Data records.
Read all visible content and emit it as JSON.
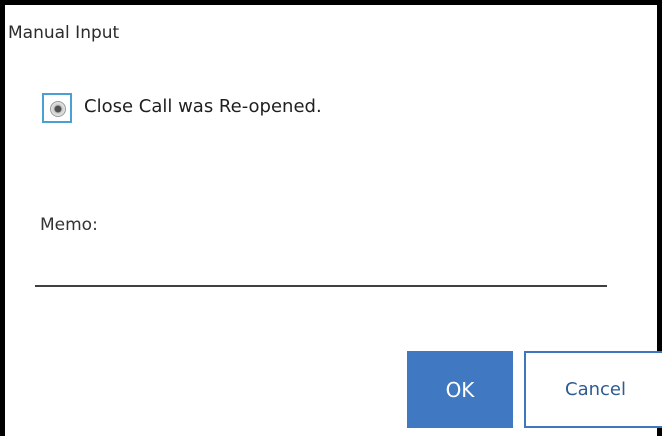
{
  "dialog": {
    "title": "Manual Input",
    "option": {
      "label": "Close Call was Re-opened.",
      "selected": true
    },
    "memo": {
      "label": "Memo:",
      "value": "",
      "placeholder": ""
    },
    "buttons": {
      "ok_label": "OK",
      "cancel_label": "Cancel"
    },
    "colors": {
      "ok_background": "#4079c2",
      "cancel_border": "#3f77bf",
      "radio_focus_border": "#4a9fd4"
    }
  }
}
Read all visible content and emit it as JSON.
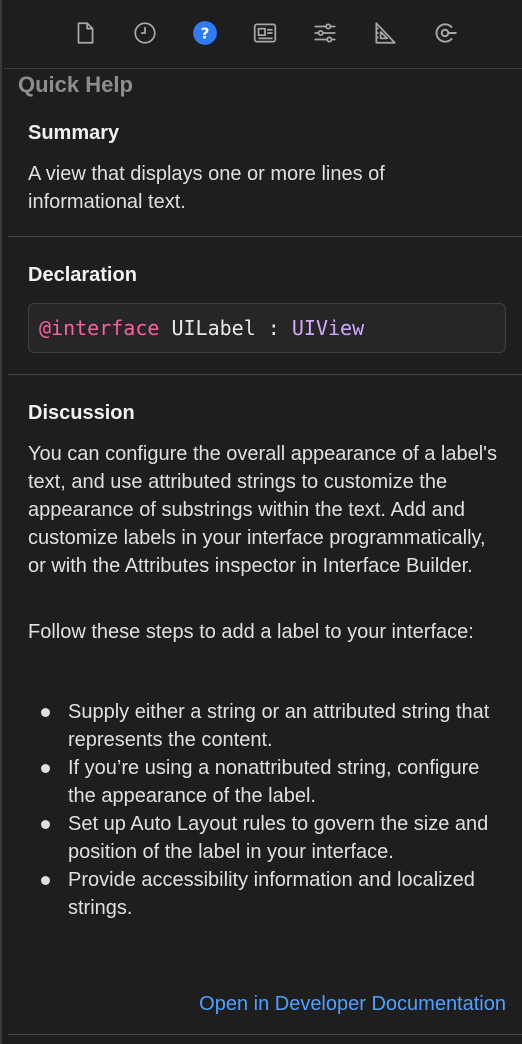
{
  "inspector_tabs": [
    {
      "icon": "file-icon",
      "selected": false
    },
    {
      "icon": "history-clock-icon",
      "selected": false
    },
    {
      "icon": "quick-help-icon",
      "selected": true
    },
    {
      "icon": "identity-card-icon",
      "selected": false
    },
    {
      "icon": "attributes-sliders-icon",
      "selected": false
    },
    {
      "icon": "size-ruler-icon",
      "selected": false
    },
    {
      "icon": "connections-icon",
      "selected": false
    }
  ],
  "quick_help": {
    "title": "Quick Help",
    "summary": {
      "heading": "Summary",
      "text": "A view that displays one or more lines of informational text."
    },
    "declaration": {
      "heading": "Declaration",
      "keyword": "@interface",
      "name": " UILabel : ",
      "superclass": "UIView"
    },
    "discussion": {
      "heading": "Discussion",
      "para1": "You can configure the overall appearance of a label's text, and use attributed strings to customize the appearance of substrings within the text. Add and customize labels in your interface programmatically, or with the Attributes inspector in Interface Builder.",
      "para2": "Follow these steps to add a label to your interface:",
      "bullets": [
        "Supply either a string or an attributed string that represents the content.",
        "If you’re using a nonattributed string, configure the appearance of the label.",
        "Set up Auto Layout rules to govern the size and position of the label in your interface.",
        "Provide accessibility information and localized strings."
      ]
    },
    "link": "Open in Developer Documentation"
  },
  "colors": {
    "background": "#1e1e1e",
    "selected_tab": "#2f7bf5",
    "keyword": "#fc5fa3",
    "type": "#d0a8ff",
    "link": "#4ea1ff"
  }
}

EXERCISE DESCRIPTION.
Write out all the records again, exactly, minus any pictures.

RESPONSE.
Read all visible content and emit it as JSON.
{
  "dialog": {
    "title": "Manual Input",
    "option": {
      "label": "Close Call was Re-opened.",
      "selected": true
    },
    "memo": {
      "label": "Memo:",
      "value": "",
      "placeholder": ""
    },
    "buttons": {
      "ok_label": "OK",
      "cancel_label": "Cancel"
    },
    "colors": {
      "ok_background": "#4079c2",
      "cancel_border": "#3f77bf",
      "radio_focus_border": "#4a9fd4"
    }
  }
}
Read all visible content and emit it as JSON.
{
  "inspector_tabs": [
    {
      "icon": "file-icon",
      "selected": false
    },
    {
      "icon": "history-clock-icon",
      "selected": false
    },
    {
      "icon": "quick-help-icon",
      "selected": true
    },
    {
      "icon": "identity-card-icon",
      "selected": false
    },
    {
      "icon": "attributes-sliders-icon",
      "selected": false
    },
    {
      "icon": "size-ruler-icon",
      "selected": false
    },
    {
      "icon": "connections-icon",
      "selected": false
    }
  ],
  "quick_help": {
    "title": "Quick Help",
    "summary": {
      "heading": "Summary",
      "text": "A view that displays one or more lines of informational text."
    },
    "declaration": {
      "heading": "Declaration",
      "keyword": "@interface",
      "name": " UILabel : ",
      "superclass": "UIView"
    },
    "discussion": {
      "heading": "Discussion",
      "para1": "You can configure the overall appearance of a label's text, and use attributed strings to customize the appearance of substrings within the text. Add and customize labels in your interface programmatically, or with the Attributes inspector in Interface Builder.",
      "para2": "Follow these steps to add a label to your interface:",
      "bullets": [
        "Supply either a string or an attributed string that represents the content.",
        "If you’re using a nonattributed string, configure the appearance of the label.",
        "Set up Auto Layout rules to govern the size and position of the label in your interface.",
        "Provide accessibility information and localized strings."
      ]
    },
    "link": "Open in Developer Documentation"
  },
  "colors": {
    "background": "#1e1e1e",
    "selected_tab": "#2f7bf5",
    "keyword": "#fc5fa3",
    "type": "#d0a8ff",
    "link": "#4ea1ff"
  }
}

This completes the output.